● **To do**:
From the entries below, pull out each line where "Female" appears.

● **Source records**:
━━━━━━━━

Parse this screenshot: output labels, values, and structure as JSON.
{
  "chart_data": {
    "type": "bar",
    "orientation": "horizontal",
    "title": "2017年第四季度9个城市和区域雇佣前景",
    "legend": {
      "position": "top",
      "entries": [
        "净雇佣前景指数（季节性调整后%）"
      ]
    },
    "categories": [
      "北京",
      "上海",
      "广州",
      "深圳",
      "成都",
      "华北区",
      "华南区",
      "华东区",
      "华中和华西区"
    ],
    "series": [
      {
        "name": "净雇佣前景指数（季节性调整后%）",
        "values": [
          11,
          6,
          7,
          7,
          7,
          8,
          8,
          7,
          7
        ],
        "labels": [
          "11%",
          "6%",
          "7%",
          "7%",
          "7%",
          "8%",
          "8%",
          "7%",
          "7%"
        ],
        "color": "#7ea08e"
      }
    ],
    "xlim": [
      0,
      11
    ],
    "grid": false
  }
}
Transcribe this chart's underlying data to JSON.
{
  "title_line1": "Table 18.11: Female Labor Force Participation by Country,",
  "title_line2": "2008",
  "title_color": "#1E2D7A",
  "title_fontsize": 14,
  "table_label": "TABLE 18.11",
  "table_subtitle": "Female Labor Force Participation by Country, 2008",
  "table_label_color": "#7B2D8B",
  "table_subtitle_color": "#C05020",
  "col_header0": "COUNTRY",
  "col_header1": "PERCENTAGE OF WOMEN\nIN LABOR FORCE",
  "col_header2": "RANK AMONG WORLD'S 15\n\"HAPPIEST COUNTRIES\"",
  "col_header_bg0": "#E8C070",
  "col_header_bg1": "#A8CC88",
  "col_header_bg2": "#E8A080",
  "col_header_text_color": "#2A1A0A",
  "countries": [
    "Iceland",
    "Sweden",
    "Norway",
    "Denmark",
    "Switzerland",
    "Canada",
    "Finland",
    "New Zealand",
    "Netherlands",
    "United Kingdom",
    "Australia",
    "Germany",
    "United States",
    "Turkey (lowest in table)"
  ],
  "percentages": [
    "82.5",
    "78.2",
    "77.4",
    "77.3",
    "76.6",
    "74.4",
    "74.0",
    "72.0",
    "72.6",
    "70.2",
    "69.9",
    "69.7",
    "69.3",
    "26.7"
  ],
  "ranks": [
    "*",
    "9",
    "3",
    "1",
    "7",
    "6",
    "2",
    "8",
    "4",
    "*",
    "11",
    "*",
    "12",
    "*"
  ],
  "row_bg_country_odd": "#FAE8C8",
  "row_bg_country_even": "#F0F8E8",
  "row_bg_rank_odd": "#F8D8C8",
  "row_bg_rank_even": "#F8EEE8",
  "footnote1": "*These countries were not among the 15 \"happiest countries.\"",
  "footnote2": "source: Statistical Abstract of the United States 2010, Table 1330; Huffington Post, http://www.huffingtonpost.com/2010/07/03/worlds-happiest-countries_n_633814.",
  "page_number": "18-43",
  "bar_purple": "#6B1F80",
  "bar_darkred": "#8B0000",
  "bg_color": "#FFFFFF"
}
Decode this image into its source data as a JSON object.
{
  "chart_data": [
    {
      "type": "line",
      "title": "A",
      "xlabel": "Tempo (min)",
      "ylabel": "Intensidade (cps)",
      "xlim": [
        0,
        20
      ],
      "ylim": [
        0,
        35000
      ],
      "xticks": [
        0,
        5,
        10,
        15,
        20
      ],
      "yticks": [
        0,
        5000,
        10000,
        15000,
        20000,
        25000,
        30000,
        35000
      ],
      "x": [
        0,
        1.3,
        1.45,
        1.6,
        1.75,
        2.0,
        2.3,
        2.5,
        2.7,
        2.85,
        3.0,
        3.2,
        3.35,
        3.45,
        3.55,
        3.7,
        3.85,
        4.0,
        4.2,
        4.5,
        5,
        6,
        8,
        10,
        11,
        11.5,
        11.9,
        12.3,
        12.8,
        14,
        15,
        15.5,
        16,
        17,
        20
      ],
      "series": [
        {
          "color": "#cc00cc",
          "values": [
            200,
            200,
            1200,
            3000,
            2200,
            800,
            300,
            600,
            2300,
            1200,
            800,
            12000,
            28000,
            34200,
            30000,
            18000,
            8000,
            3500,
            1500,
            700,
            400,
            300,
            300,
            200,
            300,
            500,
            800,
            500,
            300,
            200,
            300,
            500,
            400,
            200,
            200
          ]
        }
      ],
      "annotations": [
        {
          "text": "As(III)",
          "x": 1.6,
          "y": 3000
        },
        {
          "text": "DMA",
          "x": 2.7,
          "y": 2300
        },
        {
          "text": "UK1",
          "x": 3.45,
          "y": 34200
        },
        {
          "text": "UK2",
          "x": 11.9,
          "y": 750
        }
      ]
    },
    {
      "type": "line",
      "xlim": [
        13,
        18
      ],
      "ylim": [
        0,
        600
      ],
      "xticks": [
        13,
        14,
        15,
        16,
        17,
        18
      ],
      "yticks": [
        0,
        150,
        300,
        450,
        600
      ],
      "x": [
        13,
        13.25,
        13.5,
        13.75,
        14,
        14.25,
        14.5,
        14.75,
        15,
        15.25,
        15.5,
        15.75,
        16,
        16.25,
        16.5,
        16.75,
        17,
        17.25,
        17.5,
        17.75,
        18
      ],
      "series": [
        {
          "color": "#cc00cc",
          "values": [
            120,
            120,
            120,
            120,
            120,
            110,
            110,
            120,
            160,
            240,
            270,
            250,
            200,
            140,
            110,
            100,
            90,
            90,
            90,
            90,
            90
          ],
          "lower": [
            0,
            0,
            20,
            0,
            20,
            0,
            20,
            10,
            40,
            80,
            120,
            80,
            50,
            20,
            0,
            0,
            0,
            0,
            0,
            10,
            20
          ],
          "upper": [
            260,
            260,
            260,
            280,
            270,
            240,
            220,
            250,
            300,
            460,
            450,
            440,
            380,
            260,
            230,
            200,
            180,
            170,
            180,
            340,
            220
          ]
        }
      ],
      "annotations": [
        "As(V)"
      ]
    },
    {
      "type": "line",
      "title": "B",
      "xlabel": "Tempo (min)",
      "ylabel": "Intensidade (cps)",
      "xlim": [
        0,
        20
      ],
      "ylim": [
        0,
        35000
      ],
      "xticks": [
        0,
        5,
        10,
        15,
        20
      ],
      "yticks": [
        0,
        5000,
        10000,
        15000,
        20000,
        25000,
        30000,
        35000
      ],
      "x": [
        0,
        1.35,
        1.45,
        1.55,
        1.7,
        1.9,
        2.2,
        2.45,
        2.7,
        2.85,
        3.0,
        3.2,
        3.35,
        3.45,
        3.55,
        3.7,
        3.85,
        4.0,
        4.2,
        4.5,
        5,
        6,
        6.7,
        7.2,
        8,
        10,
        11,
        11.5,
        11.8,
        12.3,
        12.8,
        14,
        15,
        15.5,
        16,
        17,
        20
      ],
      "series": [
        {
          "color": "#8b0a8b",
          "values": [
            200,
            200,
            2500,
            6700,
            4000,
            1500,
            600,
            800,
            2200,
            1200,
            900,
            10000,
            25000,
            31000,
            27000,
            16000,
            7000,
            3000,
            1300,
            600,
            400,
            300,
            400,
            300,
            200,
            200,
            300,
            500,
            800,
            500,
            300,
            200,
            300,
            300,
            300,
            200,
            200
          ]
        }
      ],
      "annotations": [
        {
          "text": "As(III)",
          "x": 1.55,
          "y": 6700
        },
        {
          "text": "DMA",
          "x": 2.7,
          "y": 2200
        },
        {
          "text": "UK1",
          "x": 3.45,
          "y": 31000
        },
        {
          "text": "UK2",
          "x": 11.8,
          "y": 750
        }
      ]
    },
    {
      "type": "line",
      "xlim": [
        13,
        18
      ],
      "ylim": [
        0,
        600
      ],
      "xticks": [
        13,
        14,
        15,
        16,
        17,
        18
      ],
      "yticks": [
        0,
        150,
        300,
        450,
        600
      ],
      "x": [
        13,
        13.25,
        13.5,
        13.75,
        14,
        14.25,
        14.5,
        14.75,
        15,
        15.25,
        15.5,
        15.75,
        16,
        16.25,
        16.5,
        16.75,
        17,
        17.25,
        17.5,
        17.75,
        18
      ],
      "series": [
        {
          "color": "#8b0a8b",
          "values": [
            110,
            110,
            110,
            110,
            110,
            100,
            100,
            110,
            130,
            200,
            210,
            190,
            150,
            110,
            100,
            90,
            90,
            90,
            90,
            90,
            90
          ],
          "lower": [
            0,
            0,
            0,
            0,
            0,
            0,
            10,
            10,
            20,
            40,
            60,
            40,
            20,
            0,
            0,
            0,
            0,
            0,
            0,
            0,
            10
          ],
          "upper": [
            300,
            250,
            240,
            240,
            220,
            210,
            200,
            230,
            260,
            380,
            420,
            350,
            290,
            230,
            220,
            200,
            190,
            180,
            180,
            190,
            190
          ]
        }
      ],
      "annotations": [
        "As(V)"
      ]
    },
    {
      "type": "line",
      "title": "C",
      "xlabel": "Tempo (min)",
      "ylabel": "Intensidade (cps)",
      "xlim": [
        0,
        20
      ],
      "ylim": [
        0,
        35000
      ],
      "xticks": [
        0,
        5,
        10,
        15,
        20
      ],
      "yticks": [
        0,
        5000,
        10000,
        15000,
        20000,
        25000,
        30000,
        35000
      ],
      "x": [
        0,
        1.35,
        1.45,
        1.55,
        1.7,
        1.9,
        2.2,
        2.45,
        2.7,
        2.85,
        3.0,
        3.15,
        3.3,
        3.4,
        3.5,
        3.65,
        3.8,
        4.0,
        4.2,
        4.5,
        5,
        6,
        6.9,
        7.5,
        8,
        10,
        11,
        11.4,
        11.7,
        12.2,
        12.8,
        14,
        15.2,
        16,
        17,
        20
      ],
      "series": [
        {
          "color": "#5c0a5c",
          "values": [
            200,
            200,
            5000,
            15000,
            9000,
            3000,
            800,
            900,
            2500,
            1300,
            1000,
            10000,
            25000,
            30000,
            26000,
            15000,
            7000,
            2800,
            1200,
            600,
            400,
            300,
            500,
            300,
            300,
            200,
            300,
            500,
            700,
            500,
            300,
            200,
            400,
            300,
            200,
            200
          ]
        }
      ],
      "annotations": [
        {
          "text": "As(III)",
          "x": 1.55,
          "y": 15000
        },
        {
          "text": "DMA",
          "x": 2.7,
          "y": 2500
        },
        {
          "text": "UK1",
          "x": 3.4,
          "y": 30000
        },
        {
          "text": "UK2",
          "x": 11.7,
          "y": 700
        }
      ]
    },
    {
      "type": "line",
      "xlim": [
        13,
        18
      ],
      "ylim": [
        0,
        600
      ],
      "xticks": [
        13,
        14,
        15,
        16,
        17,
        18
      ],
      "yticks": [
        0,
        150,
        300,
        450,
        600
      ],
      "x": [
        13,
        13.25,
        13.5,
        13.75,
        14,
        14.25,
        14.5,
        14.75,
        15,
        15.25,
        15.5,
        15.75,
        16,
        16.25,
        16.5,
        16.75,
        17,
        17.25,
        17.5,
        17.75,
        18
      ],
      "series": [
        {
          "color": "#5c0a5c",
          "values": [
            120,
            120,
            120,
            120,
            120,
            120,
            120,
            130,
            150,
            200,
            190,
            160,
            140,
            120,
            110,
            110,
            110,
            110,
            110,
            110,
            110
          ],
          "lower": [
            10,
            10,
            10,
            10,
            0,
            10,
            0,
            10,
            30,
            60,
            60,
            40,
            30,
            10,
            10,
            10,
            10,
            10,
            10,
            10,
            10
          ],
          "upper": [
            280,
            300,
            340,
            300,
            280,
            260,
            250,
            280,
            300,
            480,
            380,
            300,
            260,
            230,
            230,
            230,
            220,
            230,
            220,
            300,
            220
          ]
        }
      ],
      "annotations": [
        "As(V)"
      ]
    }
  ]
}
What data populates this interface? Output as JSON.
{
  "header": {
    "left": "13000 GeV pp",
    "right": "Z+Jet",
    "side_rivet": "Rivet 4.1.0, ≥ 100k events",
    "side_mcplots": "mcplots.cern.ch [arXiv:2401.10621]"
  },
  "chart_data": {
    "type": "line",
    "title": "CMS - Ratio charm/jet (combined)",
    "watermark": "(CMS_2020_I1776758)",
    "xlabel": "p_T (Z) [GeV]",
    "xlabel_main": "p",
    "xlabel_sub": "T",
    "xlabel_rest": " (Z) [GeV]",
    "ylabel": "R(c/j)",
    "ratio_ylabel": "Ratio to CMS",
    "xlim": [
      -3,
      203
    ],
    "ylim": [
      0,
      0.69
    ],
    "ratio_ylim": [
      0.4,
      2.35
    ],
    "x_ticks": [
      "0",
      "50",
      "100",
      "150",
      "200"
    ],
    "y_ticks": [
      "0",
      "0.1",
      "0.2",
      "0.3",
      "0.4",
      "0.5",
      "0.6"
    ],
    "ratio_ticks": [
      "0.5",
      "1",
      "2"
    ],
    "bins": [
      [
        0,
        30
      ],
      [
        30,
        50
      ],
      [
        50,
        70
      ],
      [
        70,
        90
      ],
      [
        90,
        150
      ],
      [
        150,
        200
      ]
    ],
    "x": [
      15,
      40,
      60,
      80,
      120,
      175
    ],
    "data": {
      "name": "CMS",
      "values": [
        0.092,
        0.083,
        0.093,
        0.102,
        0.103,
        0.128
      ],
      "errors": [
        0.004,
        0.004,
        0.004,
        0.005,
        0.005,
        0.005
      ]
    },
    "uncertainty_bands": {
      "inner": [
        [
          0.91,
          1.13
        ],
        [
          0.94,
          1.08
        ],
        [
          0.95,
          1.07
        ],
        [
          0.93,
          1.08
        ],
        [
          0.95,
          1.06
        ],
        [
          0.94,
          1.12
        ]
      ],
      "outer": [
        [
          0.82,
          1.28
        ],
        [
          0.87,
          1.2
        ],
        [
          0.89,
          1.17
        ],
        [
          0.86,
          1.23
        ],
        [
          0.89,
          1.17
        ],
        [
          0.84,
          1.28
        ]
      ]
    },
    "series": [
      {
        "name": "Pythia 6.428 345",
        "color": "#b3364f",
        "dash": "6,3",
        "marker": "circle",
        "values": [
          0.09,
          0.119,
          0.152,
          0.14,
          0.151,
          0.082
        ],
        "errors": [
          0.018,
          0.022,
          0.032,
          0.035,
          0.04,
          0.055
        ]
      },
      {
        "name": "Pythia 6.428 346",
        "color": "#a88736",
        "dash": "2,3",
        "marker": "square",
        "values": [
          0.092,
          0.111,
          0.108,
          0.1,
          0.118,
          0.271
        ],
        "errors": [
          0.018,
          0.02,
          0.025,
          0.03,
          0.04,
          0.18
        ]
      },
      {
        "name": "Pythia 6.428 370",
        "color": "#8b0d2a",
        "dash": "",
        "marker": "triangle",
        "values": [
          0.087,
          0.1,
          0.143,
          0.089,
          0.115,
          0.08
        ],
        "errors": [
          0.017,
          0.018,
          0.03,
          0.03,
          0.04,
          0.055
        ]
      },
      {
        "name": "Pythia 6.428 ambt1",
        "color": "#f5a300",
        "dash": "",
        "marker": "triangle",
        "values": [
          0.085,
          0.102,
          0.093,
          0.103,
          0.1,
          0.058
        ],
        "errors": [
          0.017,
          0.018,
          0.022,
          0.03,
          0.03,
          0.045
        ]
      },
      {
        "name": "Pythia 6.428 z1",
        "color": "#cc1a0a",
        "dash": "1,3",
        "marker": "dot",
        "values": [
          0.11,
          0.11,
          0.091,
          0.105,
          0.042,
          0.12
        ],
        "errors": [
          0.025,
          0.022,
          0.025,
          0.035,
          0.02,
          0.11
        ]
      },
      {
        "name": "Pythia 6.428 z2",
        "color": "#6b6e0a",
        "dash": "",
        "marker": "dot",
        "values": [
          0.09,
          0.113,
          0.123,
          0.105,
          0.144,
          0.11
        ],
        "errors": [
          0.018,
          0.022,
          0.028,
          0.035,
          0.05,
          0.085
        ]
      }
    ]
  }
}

━━━━━━━━

● **Task result**:
  "title_line1": "Table 18.11: Female Labor Force Participation by Country,",
  "table_subtitle": "Female Labor Force Participation by Country, 2008",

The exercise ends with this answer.